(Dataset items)

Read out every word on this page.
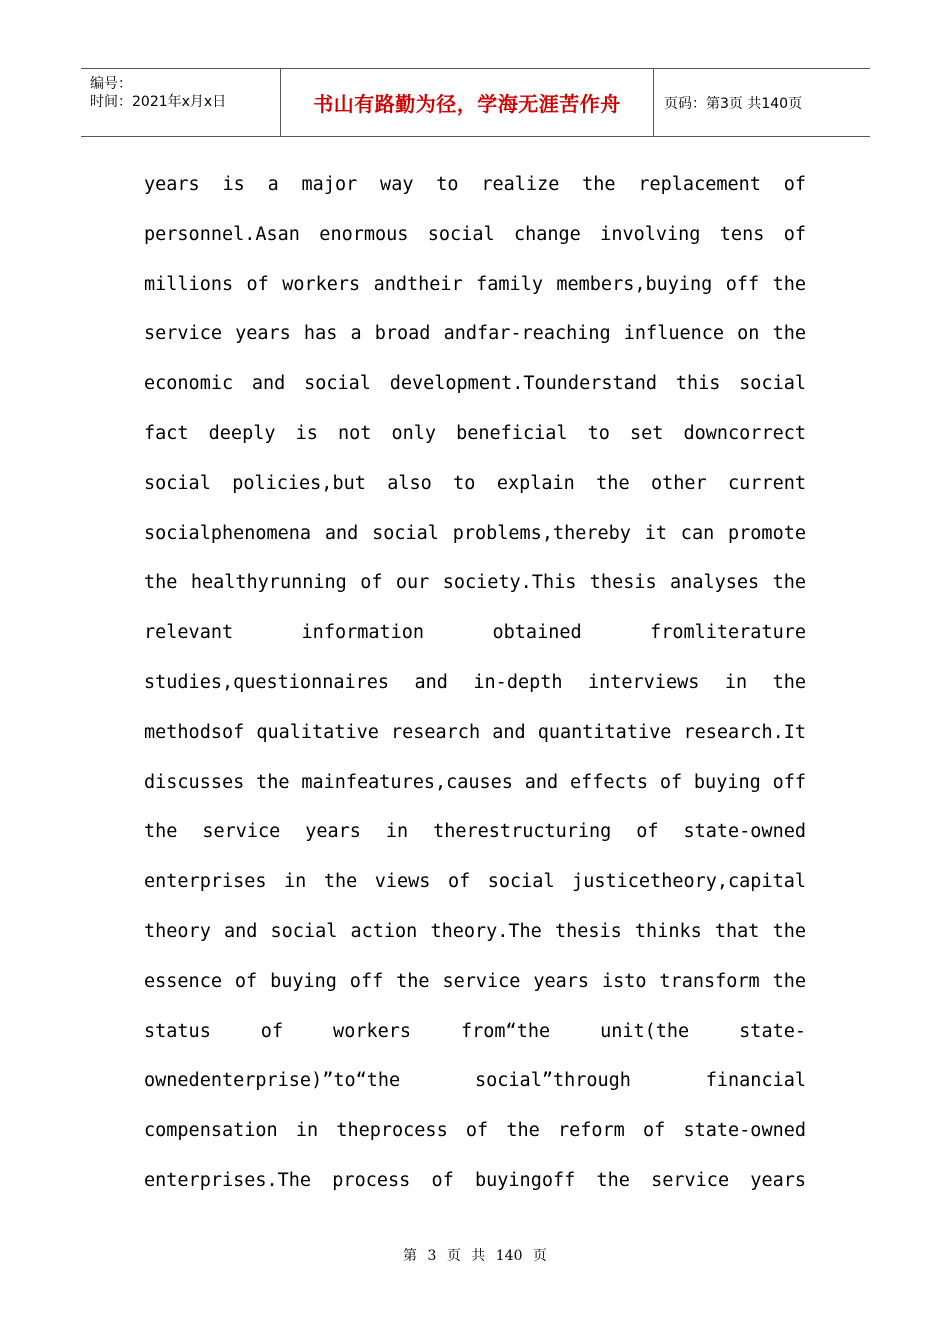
编号：
时间：2021年x月x日	书山有路勤为径，学海无涯苦作舟	页码：第3页 共140页
years is a major way to realize the replacement of
personnel.Asan enormous social change involving tens of
millions of workers andtheir family members,buying off the
service years has a broad andfar-reaching influence on the
economic and social development.Tounderstand this social
fact deeply is not only beneficial to set downcorrect
social policies,but also to explain the other current
socialphenomena and social problems,thereby it can promote
the healthyrunning of our society.This thesis analyses the
relevant information obtained fromliterature
studies,questionnaires and in-depth interviews in the
methodsof qualitative research and quantitative research.It
discusses the mainfeatures,causes and effects of buying off
the service years in therestructuring of state-owned
enterprises in the views of social justicetheory,capital
theory and social action theory.The thesis thinks that the
essence of buying off the service years isto transform the
status of workers from“the unit(the state-
ownedenterprise)”to“the social”through financial
compensation in theprocess of the reform of state-owned
enterprises.The process of buyingoff the service years
第 3 页 共 140 页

Written instruction: Print all the records again exactly; do not include any picture.

Task result:
Read out every word on this page.
编号：
时间：2021年x月x日	书山有路勤为径，学海无涯苦作舟	页码：第3页 共140页
years is a major way to realize the replacement of
personnel.Asan enormous social change involving tens of
millions of workers andtheir family members,buying off the
service years has a broad andfar-reaching influence on the
economic and social development.Tounderstand this social
fact deeply is not only beneficial to set downcorrect
social policies,but also to explain the other current
socialphenomena and social problems,thereby it can promote
the healthyrunning of our society.This thesis analyses the
relevant information obtained fromliterature
studies,questionnaires and in-depth interviews in the
methodsof qualitative research and quantitative research.It
discusses the mainfeatures,causes and effects of buying off
the service years in therestructuring of state-owned
enterprises in the views of social justicetheory,capital
theory and social action theory.The thesis thinks that the
essence of buying off the service years isto transform the
status of workers from“the unit(the state-
ownedenterprise)”to“the social”through financial
compensation in theprocess of the reform of state-owned
enterprises.The process of buyingoff the service years
第 3 页 共 140 页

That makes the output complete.